_TEKS_

• • • •

Kesalahan terbesar yang ia lakukan adalah ketika Arif mulai bergabung dengan kelompok-kelompok diskusi online yang menawarkan pandangan-pandangan radikal. Ia merasa ada persamaan pemikiran dan pendekatan dalam menjalankan agama, dan pada akhirnya terperangkap dalam lingkaran yang berbahaya. Pengaruh dari para tokoh ekstremis di dunia maya membentuk pola pikirnya.


“Saat itu saya mengatakan bahwa saya mau membantu pergerakan terorisme namun dengan hidup tidak jauh dari keluarga,” ungkapnya saat berdiskusi dengan Ketua Pengurus Besar Nahdlatul Ulama (PBNU) Prof Mohammad Mukri di Bandarlampung, Ahad (27/8/2023).


Aksi itu dilakukannya dengan membantu menghubungkan calon pejihad dengan ISIS. Ia memberikan tempat penampungan bagi mereka yang akan berangkat ke Aceh atau Afghanistan. Ia menjadi tutor bagi mereka-mereka yang ingin belajar membuat bom.

• • • •

_CUPLIKAN DATA_
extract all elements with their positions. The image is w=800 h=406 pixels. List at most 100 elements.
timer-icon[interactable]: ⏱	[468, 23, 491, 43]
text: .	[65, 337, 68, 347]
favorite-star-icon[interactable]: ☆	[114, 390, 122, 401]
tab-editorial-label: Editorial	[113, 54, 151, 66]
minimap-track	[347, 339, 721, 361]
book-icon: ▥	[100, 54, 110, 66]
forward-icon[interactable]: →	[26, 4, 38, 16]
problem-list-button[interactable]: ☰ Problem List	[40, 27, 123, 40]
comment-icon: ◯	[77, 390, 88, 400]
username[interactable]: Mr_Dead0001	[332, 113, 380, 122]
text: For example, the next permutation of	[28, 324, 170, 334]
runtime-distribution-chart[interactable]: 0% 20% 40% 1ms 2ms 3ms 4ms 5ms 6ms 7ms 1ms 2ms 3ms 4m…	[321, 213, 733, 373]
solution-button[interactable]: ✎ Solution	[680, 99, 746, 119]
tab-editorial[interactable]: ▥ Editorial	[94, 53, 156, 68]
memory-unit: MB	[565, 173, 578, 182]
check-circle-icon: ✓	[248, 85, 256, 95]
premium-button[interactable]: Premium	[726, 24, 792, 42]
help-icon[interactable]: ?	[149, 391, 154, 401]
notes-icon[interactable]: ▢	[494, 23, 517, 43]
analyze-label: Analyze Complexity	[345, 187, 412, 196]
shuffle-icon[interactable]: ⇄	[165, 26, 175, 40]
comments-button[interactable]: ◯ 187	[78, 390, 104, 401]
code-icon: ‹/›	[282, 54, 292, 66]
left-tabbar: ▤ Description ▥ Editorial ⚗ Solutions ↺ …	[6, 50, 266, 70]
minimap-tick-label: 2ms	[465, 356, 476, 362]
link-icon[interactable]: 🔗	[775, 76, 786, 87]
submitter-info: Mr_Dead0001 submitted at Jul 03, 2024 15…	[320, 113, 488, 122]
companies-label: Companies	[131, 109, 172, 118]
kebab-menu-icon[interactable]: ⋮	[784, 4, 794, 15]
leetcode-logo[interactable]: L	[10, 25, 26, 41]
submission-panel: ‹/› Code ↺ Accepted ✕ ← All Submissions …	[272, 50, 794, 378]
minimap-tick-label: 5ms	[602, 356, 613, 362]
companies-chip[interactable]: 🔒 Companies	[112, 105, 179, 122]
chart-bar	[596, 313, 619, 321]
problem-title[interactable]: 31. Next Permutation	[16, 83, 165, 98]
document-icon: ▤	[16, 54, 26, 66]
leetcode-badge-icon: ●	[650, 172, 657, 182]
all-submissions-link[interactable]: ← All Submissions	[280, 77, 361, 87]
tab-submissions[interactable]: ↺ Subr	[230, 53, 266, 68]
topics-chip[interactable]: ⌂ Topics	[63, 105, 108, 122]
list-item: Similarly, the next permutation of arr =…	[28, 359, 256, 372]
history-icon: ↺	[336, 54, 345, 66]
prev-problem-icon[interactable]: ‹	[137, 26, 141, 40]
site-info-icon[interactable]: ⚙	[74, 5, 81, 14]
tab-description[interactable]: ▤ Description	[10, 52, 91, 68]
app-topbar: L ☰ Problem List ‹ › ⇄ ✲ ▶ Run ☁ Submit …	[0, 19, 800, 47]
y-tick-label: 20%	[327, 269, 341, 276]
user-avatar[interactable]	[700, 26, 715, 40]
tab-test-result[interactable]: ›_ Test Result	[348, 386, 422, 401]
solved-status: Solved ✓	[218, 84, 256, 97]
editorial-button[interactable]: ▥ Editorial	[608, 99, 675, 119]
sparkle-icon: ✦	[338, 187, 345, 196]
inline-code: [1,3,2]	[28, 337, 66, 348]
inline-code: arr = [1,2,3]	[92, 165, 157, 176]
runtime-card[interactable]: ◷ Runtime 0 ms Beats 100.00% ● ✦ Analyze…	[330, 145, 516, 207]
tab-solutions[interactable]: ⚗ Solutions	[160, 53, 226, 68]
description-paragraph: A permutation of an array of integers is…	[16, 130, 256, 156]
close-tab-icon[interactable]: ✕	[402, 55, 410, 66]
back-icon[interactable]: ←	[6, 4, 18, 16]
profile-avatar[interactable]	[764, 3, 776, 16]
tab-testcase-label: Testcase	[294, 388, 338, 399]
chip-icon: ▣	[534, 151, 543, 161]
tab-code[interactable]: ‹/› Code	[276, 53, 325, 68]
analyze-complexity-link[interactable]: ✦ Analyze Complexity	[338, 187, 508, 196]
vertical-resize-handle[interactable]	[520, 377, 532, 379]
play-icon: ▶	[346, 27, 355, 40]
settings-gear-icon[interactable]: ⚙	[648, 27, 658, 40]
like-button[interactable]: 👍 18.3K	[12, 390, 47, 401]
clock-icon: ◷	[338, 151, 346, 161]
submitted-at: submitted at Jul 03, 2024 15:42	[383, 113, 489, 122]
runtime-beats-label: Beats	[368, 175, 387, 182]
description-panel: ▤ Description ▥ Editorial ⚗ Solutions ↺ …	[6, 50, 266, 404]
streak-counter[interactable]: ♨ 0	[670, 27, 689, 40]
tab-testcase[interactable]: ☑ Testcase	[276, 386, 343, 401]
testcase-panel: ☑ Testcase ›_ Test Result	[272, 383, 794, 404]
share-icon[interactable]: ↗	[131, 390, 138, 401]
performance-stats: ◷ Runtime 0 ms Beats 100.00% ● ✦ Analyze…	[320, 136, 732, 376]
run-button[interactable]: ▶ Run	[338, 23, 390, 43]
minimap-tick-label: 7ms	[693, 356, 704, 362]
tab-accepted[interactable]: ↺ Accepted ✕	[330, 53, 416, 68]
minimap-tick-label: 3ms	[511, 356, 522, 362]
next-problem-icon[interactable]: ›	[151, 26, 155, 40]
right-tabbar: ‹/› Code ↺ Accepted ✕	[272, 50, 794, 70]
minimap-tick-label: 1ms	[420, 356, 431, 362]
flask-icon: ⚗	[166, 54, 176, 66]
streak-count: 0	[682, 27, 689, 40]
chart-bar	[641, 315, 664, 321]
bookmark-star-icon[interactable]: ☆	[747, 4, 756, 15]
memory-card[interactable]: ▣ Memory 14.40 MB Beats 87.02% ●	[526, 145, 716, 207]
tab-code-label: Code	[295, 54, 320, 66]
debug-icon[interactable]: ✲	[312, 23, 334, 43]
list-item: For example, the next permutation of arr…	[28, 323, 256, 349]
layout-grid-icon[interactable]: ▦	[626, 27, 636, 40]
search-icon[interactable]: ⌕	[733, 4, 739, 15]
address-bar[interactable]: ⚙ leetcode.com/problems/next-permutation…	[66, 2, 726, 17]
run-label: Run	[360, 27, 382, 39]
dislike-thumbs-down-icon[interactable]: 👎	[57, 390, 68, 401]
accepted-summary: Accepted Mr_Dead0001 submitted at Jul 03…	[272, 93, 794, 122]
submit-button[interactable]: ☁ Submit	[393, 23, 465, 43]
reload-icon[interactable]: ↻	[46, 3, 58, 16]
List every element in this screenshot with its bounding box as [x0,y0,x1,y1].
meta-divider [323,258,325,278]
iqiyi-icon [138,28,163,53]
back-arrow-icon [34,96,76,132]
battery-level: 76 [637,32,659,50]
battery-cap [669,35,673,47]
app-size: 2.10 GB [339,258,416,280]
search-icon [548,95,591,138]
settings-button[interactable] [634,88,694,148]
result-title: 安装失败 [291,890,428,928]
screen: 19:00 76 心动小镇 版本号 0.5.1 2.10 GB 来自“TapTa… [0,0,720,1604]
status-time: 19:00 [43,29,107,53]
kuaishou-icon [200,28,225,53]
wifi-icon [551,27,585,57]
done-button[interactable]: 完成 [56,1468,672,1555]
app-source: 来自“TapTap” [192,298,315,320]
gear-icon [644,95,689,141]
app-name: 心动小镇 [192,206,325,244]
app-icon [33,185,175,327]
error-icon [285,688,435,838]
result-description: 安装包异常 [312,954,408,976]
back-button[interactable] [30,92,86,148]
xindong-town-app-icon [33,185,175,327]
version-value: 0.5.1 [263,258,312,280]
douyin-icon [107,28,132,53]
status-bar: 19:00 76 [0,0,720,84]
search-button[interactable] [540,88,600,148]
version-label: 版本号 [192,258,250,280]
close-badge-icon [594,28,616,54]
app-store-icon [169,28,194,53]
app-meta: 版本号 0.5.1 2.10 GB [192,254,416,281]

• • • •

_TUGAS_
Menurut teks, di kota mana Arif berdiskusi dengan Prof Mohammad Mukri?

_JAWABAN_
Di Bandarlampung.